#### [Stated task]
Which lines below hold the word "true"? Report each one.

#### [Records shown]
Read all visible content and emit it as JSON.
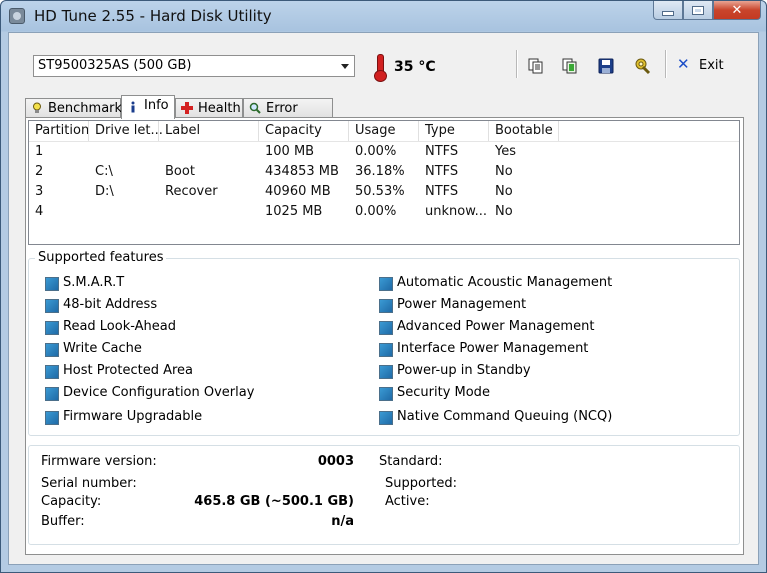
{
  "window": {
    "title": "HD Tune 2.55 - Hard Disk Utility",
    "close_glyph": "✕"
  },
  "toolbar": {
    "drive": "ST9500325AS (500 GB)",
    "temperature": "35 °C",
    "exit_label": "Exit",
    "icons": [
      "copy-text-icon",
      "copy-screenshot-icon",
      "save-icon",
      "options-icon"
    ]
  },
  "tabs": [
    {
      "label": "Benchmark",
      "icon": "lightbulb-icon"
    },
    {
      "label": "Info",
      "icon": "info-icon",
      "active": true
    },
    {
      "label": "Health",
      "icon": "health-cross-icon"
    },
    {
      "label": "Error Scan",
      "icon": "magnifier-icon"
    }
  ],
  "partitions": {
    "headers": [
      "Partition",
      "Drive let...",
      "Label",
      "Capacity",
      "Usage",
      "Type",
      "Bootable"
    ],
    "rows": [
      [
        "1",
        "",
        "",
        "100 MB",
        "0.00%",
        "NTFS",
        "Yes"
      ],
      [
        "2",
        "C:\\",
        "Boot",
        "434853 MB",
        "36.18%",
        "NTFS",
        "No"
      ],
      [
        "3",
        "D:\\",
        "Recover",
        "40960 MB",
        "50.53%",
        "NTFS",
        "No"
      ],
      [
        "4",
        "",
        "",
        "1025 MB",
        "0.00%",
        "unknow...",
        "No"
      ]
    ]
  },
  "features": {
    "title": "Supported features",
    "left": [
      "S.M.A.R.T",
      "48-bit Address",
      "Read Look-Ahead",
      "Write Cache",
      "Host Protected Area",
      "Device Configuration Overlay",
      "Firmware Upgradable"
    ],
    "right": [
      "Automatic Acoustic Management",
      "Power Management",
      "Advanced Power Management",
      "Interface Power Management",
      "Power-up in Standby",
      "Security Mode",
      "Native Command Queuing (NCQ)"
    ]
  },
  "details": {
    "firmware_label": "Firmware version:",
    "firmware_value": "0003",
    "serial_label": "Serial number:",
    "serial_value": "",
    "capacity_label": "Capacity:",
    "capacity_value": "465.8 GB (~500.1 GB)",
    "buffer_label": "Buffer:",
    "buffer_value": "n/a",
    "standard_label": "Standard:",
    "standard_value": "",
    "supported_label": "Supported:",
    "supported_value": "",
    "active_label": "Active:",
    "active_value": ""
  }
}
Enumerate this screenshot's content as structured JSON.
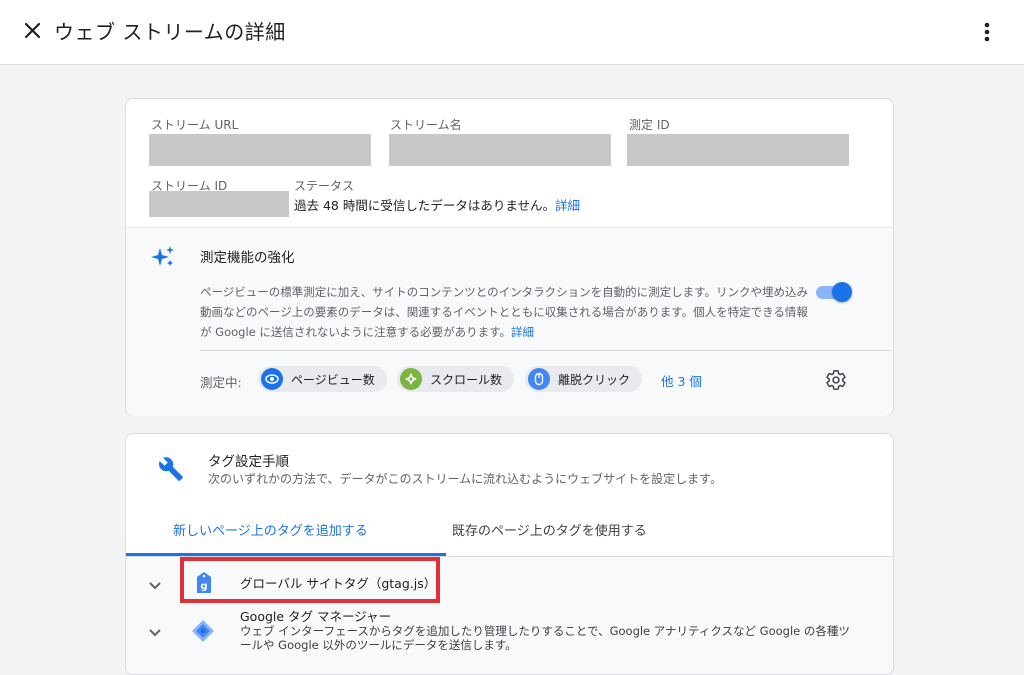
{
  "header": {
    "title": "ウェブ ストリームの詳細",
    "close_icon": "close-icon",
    "more_icon": "more-vert-icon"
  },
  "stream": {
    "url_label": "ストリーム URL",
    "name_label": "ストリーム名",
    "measurement_id_label": "測定 ID",
    "stream_id_label": "ストリーム ID",
    "status_label": "ステータス",
    "status_text": "過去 48 時間に受信したデータはありません。",
    "status_link": "詳細"
  },
  "enhanced": {
    "icon": "sparkle-icon",
    "title": "測定機能の強化",
    "description": "ページビューの標準測定に加え、サイトのコンテンツとのインタラクションを自動的に測定します。リンクや埋め込み動画などのページ上の要素のデータは、関連するイベントとともに収集される場合があります。個人を特定できる情報が Google に送信されないように注意する必要があります。",
    "description_link": "詳細",
    "toggle_on": true,
    "measuring_label": "測定中:",
    "chips": [
      {
        "label": "ページビュー数",
        "icon": "eye-icon",
        "color": "#1a73e8"
      },
      {
        "label": "スクロール数",
        "icon": "compass-icon",
        "color": "#7cb342"
      },
      {
        "label": "離脱クリック",
        "icon": "mouse-icon",
        "color": "#4285f4"
      }
    ],
    "more_link": "他 3 個",
    "settings_icon": "gear-icon"
  },
  "tagging": {
    "icon": "wrench-icon",
    "title": "タグ設定手順",
    "description": "次のいずれかの方法で、データがこのストリームに流れ込むようにウェブサイトを設定します。",
    "tabs": [
      {
        "label": "新しいページ上のタグを追加する",
        "active": true
      },
      {
        "label": "既存のページ上のタグを使用する",
        "active": false
      }
    ],
    "rows": [
      {
        "title": "グローバル サイトタグ（gtag.js）",
        "icon": "gtag-icon"
      },
      {
        "title": "Google タグ マネージャー",
        "icon": "gtm-icon",
        "description": "ウェブ インターフェースからタグを追加したり管理したりすることで、Google アナリティクスなど Google の各種ツールや Google 以外のツールにデータを送信します。"
      }
    ]
  },
  "colors": {
    "accent": "#1a73e8",
    "highlight": "#e0303a"
  }
}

#### [Complete answer]
      "active": true
    "toggle_on": true,
        "active": true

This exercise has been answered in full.